-- Start of Data for the task --

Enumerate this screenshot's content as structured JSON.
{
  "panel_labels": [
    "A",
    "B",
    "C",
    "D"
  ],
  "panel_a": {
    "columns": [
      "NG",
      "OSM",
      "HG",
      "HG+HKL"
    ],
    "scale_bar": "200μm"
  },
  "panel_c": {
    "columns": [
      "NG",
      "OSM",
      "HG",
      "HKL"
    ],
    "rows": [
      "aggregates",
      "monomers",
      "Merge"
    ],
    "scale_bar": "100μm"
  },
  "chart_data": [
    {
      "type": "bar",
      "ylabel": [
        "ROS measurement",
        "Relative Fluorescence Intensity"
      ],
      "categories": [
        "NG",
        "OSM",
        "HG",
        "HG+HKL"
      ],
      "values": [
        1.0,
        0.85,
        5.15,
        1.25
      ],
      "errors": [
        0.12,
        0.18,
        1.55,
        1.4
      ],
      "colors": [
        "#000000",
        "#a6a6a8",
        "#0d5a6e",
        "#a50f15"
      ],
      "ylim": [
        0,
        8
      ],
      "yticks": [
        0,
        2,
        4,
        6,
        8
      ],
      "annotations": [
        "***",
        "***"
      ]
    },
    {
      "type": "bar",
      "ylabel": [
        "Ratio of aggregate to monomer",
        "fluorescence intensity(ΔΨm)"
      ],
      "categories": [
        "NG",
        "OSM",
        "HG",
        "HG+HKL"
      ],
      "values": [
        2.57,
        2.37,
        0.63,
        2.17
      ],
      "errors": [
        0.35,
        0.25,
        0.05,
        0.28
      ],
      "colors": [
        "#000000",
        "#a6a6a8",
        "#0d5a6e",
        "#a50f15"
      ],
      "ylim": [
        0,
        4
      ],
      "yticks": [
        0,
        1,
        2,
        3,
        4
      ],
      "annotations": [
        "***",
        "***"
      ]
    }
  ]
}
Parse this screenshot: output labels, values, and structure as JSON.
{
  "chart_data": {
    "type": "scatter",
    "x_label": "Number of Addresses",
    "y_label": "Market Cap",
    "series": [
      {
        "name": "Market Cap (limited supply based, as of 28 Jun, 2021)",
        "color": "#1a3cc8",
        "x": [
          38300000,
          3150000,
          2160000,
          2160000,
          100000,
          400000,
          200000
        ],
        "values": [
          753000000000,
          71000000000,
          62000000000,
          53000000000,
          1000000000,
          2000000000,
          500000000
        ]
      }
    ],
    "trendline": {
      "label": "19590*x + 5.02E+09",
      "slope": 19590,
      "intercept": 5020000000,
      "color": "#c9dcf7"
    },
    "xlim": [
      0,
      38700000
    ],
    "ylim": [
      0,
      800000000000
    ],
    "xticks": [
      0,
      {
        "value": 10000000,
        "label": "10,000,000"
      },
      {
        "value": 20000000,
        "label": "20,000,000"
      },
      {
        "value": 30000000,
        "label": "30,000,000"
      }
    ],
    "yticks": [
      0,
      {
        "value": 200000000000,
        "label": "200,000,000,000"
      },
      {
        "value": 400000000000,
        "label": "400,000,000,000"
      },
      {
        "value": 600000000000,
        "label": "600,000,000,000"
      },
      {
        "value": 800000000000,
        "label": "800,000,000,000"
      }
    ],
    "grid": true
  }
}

-- End of Data for the task --
-- Start of Data for the task --

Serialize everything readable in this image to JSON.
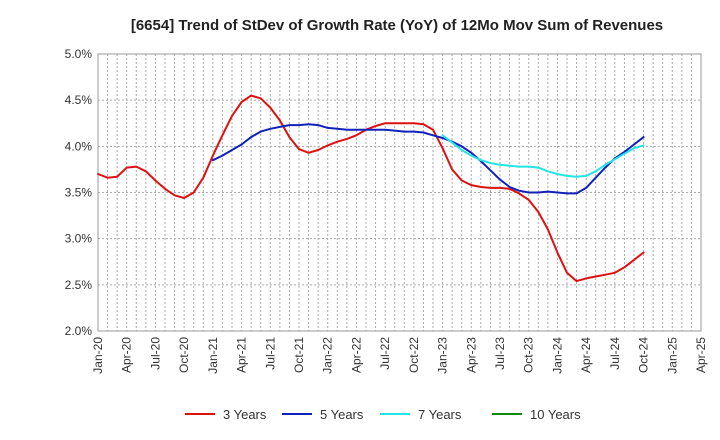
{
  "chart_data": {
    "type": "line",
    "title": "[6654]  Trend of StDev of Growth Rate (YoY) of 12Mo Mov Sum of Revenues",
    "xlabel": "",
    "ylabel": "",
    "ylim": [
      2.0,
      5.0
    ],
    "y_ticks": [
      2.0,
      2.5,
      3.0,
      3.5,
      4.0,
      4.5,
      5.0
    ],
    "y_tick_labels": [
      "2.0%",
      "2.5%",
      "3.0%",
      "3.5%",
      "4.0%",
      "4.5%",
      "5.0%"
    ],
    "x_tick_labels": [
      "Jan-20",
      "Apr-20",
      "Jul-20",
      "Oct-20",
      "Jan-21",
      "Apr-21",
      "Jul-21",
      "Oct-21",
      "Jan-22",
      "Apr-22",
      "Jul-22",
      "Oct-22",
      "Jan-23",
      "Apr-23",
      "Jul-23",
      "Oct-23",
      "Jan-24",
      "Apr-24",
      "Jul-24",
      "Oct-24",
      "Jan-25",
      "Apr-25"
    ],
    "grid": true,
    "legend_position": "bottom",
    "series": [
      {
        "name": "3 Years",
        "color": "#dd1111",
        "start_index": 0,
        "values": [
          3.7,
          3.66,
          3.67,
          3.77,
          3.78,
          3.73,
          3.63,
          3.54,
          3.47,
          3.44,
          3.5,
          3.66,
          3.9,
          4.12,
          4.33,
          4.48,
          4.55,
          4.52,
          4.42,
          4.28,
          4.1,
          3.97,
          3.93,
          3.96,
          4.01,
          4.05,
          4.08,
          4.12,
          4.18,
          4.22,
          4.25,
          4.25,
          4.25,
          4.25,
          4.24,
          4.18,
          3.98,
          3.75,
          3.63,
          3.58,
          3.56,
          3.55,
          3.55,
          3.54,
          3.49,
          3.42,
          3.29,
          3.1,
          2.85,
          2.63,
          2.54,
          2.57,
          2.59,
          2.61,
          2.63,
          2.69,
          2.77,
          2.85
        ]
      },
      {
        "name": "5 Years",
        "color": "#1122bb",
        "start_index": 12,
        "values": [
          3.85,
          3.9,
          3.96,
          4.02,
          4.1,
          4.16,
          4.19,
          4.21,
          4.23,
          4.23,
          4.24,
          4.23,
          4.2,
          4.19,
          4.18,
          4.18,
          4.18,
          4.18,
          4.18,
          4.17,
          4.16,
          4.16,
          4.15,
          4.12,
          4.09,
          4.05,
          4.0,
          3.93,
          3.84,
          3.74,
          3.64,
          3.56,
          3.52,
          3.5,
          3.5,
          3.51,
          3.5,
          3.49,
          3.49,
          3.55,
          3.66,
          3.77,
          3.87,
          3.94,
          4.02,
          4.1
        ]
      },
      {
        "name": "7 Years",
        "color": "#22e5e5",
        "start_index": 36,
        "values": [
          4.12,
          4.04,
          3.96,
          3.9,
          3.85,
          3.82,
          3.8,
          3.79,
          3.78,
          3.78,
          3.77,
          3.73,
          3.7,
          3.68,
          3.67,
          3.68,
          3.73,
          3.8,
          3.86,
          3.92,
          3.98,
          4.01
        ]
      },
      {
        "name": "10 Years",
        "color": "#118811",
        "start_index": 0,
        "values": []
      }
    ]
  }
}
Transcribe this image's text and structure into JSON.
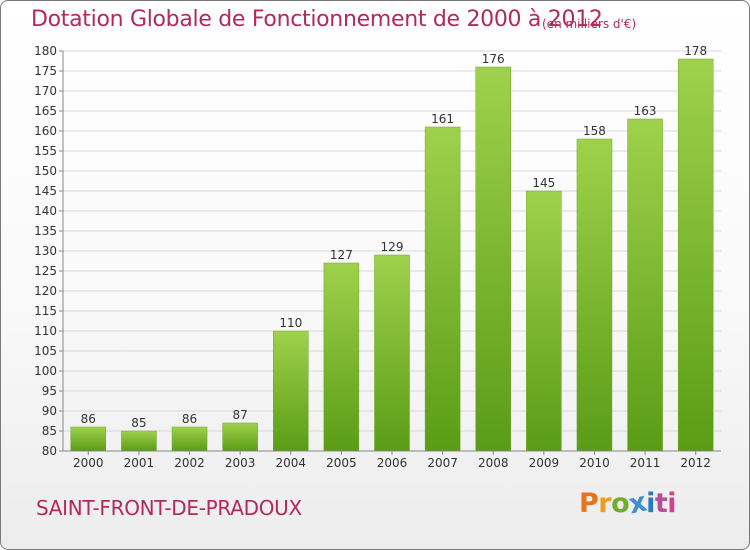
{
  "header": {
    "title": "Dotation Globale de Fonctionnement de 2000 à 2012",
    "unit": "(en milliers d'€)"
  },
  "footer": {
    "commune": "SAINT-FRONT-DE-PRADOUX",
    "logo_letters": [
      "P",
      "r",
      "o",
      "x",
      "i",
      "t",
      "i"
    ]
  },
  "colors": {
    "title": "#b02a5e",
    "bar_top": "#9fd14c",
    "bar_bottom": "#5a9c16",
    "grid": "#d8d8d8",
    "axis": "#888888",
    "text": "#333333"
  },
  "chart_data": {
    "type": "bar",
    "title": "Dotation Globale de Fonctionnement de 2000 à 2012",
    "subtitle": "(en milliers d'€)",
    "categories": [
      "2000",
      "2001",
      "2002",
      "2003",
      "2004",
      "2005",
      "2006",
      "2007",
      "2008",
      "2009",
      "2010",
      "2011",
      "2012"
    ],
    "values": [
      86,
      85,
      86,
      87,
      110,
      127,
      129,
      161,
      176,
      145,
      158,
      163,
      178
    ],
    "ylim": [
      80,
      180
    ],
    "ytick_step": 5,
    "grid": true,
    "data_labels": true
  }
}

-- End of Data for the task --

- The problem
Filter the records above for lines containing the word "name", and copy those lines.

- The result
        "name": "Market Cap (limited supply based, as of 28 Jun, 2021)",
        "name": "3 Years",
        "name": "5 Years",
        "name": "7 Years",
        "name": "10 Years",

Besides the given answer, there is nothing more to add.